TASK DETAILS –
All the data below goes into the copy word for word, but the pictures don't.

__________

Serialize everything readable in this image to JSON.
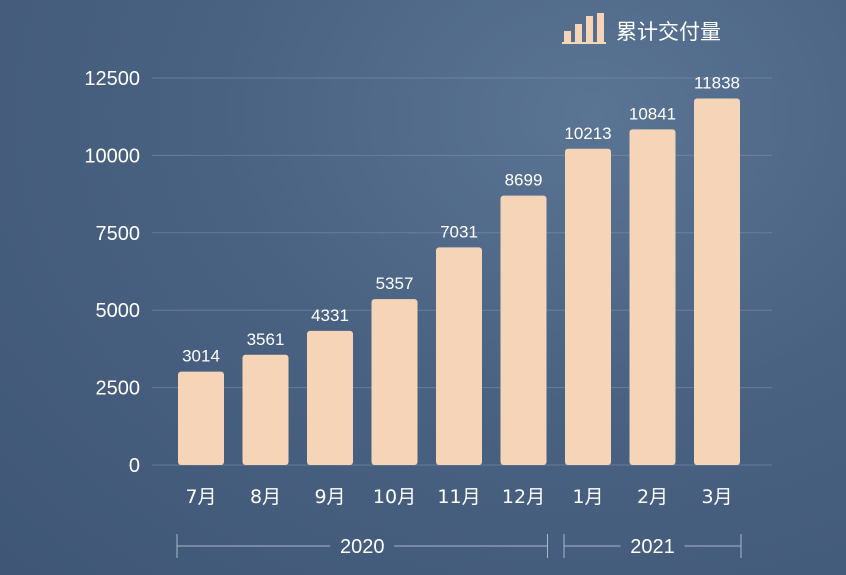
{
  "chart_data": {
    "type": "bar",
    "categories": [
      "7月",
      "8月",
      "9月",
      "10月",
      "11月",
      "12月",
      "1月",
      "2月",
      "3月"
    ],
    "values": [
      3014,
      3561,
      4331,
      5357,
      7031,
      8699,
      10213,
      10841,
      11838
    ],
    "data_labels": [
      "3014",
      "3561",
      "4331",
      "5357",
      "7031",
      "8699",
      "10213",
      "10841",
      "11838"
    ],
    "series": [
      {
        "name": "累计交付量",
        "values": [
          3014,
          3561,
          4331,
          5357,
          7031,
          8699,
          10213,
          10841,
          11838
        ]
      }
    ],
    "y_ticks": [
      "0",
      "2500",
      "5000",
      "7500",
      "10000",
      "12500"
    ],
    "ylim": [
      0,
      12500
    ],
    "x_groups": [
      {
        "label": "2020",
        "from": 0,
        "to": 5
      },
      {
        "label": "2021",
        "from": 6,
        "to": 8
      }
    ],
    "legend": {
      "label": "累计交付量",
      "placement": "top-right"
    },
    "grid": true,
    "colors": {
      "bar": "#f6d4b7",
      "text": "#ffffff",
      "grid": "#7d93ad"
    }
  }
}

__________

WRITTEN SOLUTION –
Serialize everything readable in this image to JSON.
{
  "chart_data": {
    "type": "bar",
    "categories": [
      "7月",
      "8月",
      "9月",
      "10月",
      "11月",
      "12月",
      "1月",
      "2月",
      "3月"
    ],
    "values": [
      3014,
      3561,
      4331,
      5357,
      7031,
      8699,
      10213,
      10841,
      11838
    ],
    "data_labels": [
      "3014",
      "3561",
      "4331",
      "5357",
      "7031",
      "8699",
      "10213",
      "10841",
      "11838"
    ],
    "series": [
      {
        "name": "累计交付量",
        "values": [
          3014,
          3561,
          4331,
          5357,
          7031,
          8699,
          10213,
          10841,
          11838
        ]
      }
    ],
    "y_ticks": [
      "0",
      "2500",
      "5000",
      "7500",
      "10000",
      "12500"
    ],
    "ylim": [
      0,
      12500
    ],
    "x_groups": [
      {
        "label": "2020",
        "from": 0,
        "to": 5
      },
      {
        "label": "2021",
        "from": 6,
        "to": 8
      }
    ],
    "legend": {
      "label": "累计交付量",
      "placement": "top-right"
    },
    "grid": true,
    "colors": {
      "bar": "#f6d4b7",
      "text": "#ffffff",
      "grid": "#7d93ad"
    }
  }
}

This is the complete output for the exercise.